Estratto del documento
****
Gli attacchi – Con lo scoppio della seconda guerra mondiale la Graf Spee è in missione nell’atlantico meridionale e riceve l’ordine di affondare le navi alleate

La fine – Danneggiata in battaglia, cerca rifugio nel porto di Montevideo. Il 17 dicembre 1939 il capitan decide di affondare la nave per non consegnarla ai nemici

Una regina dei mari – Dopo la prima guerra mondiale la Germania aveva il divieto di costruire navi da guerra troppo pesanti. Nacque così la Graf Spee, con motori diesel che garantivano velocità, pur mantenendo una notevole potenza di fuoco. La nave era stata costruita con tecnologie d’avanguardia secondo il motto: “più veloce dei nemici più potenti e più potente di quelli più veloci”.
****
Requisiti dell'esercizio
- A) Elenca i titoli delle sezioni del testo sulla Graf Spee, ossia le parole che precedono ciascun trattino.
- B) Prosegui il testo sulla Graf Spee oltre la sua ultima frase.
Questi record non hanno alcun legame con il testo sulla Graf Spee.

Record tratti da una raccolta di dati
****
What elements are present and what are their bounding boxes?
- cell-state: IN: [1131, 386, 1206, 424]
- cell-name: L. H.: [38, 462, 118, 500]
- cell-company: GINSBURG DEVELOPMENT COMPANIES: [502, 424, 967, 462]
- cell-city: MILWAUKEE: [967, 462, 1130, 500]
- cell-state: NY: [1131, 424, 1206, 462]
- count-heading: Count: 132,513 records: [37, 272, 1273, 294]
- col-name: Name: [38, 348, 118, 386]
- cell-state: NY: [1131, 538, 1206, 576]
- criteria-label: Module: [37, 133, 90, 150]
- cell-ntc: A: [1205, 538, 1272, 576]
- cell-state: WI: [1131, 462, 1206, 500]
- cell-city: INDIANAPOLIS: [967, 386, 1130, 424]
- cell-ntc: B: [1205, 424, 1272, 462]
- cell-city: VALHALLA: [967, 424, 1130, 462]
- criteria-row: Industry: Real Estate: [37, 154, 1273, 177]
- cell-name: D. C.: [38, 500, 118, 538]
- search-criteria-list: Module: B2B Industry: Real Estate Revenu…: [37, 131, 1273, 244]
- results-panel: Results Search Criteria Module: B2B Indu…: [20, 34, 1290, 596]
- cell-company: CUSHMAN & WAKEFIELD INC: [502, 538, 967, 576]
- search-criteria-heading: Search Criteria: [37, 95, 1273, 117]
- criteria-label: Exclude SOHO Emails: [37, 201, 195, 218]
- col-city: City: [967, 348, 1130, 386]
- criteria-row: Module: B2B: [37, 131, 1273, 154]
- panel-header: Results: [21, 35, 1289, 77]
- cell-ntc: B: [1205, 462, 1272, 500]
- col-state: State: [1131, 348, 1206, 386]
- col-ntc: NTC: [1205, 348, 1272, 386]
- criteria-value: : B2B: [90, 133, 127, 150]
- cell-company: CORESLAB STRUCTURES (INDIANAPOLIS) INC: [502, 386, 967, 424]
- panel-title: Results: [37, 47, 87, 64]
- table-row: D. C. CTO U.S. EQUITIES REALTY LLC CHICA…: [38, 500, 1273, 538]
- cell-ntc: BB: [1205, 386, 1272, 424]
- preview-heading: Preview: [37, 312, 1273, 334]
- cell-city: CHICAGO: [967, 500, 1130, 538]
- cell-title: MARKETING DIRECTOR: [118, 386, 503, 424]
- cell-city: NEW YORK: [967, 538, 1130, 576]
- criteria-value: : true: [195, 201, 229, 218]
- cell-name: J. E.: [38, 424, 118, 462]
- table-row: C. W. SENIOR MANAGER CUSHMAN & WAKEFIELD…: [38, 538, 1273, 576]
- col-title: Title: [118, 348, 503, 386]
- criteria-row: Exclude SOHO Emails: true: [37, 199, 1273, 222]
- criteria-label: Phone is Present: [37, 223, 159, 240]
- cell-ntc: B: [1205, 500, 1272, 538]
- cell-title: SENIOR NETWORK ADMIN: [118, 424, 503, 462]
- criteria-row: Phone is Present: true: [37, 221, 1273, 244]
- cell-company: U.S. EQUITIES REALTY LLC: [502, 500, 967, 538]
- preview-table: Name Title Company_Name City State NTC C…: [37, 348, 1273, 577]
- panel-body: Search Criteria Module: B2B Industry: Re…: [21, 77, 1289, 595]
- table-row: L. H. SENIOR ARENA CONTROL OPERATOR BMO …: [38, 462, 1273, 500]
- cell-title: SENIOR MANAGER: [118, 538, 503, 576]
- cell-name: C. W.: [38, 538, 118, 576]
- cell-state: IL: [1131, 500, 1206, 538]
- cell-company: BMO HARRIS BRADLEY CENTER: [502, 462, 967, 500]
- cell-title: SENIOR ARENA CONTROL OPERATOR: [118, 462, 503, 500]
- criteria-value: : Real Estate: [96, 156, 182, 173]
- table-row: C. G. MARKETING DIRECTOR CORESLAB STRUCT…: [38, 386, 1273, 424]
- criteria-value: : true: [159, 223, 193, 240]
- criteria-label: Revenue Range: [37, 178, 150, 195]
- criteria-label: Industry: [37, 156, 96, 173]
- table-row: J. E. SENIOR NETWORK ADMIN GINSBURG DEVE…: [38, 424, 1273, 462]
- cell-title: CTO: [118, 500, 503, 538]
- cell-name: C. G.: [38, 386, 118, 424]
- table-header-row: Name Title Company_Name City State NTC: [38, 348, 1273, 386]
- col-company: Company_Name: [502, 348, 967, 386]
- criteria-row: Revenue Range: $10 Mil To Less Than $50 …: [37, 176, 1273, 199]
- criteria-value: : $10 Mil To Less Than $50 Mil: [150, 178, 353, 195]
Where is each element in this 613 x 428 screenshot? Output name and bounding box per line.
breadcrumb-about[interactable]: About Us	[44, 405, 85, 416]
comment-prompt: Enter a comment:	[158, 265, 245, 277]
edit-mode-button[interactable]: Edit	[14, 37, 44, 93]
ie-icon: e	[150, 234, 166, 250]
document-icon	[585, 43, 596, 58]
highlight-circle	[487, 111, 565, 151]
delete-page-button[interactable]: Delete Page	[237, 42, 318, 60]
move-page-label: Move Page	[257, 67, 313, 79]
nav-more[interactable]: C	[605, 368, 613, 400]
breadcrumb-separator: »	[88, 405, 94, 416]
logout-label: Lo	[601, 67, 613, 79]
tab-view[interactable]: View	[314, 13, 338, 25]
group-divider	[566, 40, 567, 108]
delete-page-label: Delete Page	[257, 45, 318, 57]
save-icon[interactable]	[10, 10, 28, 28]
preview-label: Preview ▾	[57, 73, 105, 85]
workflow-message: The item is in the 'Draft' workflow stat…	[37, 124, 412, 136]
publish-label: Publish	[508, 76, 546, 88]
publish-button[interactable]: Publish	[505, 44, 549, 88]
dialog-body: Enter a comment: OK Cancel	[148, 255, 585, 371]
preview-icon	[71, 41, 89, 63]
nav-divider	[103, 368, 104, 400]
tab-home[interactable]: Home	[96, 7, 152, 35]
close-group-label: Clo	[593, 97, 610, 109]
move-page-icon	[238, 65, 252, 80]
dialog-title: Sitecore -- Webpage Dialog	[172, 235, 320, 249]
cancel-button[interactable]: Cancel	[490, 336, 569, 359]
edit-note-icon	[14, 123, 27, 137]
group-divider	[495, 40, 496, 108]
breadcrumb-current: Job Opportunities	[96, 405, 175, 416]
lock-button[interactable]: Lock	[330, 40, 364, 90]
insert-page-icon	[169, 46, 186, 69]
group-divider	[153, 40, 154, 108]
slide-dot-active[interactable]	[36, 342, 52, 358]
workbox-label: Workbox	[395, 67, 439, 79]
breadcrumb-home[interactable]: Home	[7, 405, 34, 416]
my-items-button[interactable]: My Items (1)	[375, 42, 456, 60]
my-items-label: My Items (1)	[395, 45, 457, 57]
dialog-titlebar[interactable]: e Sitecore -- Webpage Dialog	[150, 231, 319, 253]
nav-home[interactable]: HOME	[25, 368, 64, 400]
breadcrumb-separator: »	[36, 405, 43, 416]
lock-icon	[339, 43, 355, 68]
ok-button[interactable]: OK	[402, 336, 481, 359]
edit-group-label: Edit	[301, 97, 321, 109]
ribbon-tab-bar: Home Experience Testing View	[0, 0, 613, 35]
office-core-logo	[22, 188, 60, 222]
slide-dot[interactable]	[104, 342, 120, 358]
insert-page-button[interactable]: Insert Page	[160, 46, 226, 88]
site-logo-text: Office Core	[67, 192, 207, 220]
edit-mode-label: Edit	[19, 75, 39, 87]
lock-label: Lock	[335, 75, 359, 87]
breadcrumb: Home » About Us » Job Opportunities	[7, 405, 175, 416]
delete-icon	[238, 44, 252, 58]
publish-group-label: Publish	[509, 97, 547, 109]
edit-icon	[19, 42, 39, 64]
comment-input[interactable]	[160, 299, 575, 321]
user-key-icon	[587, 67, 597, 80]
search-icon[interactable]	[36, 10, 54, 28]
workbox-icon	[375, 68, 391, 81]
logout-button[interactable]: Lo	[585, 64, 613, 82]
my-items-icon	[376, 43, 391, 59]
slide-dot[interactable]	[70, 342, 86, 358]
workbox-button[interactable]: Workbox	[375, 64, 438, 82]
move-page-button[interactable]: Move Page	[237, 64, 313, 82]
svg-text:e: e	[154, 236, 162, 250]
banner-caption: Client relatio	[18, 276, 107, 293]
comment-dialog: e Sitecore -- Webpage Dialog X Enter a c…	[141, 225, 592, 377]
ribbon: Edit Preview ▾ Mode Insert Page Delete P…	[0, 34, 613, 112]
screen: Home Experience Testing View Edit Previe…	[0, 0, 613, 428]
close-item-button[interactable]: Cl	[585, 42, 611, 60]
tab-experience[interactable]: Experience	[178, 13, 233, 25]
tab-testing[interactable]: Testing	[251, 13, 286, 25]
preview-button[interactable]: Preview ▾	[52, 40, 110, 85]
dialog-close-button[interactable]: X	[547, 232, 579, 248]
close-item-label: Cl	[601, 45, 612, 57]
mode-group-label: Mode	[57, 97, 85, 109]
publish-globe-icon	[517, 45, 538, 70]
****
Sezione risposte
- A)
- Gli attacchi
- La fine
- Una regina dei mari

- B)
Il libro –  La fuga del Führer - Adolf Hitler non si sarebbe suicidato il 30 aprile 1945 nel suo bunker di Berlino, ma avrebbe cercato rifugio in Argentina. A proporre l’ennesima ipotesi sulla fine del Führer è il giornalista Abel Basti nel suo nuovo libro “Hitler in Argentina”. L’autore assicura di avere le prove che la fuga sia avvenuta con tre sottomarini arrivati fino in Patagonia.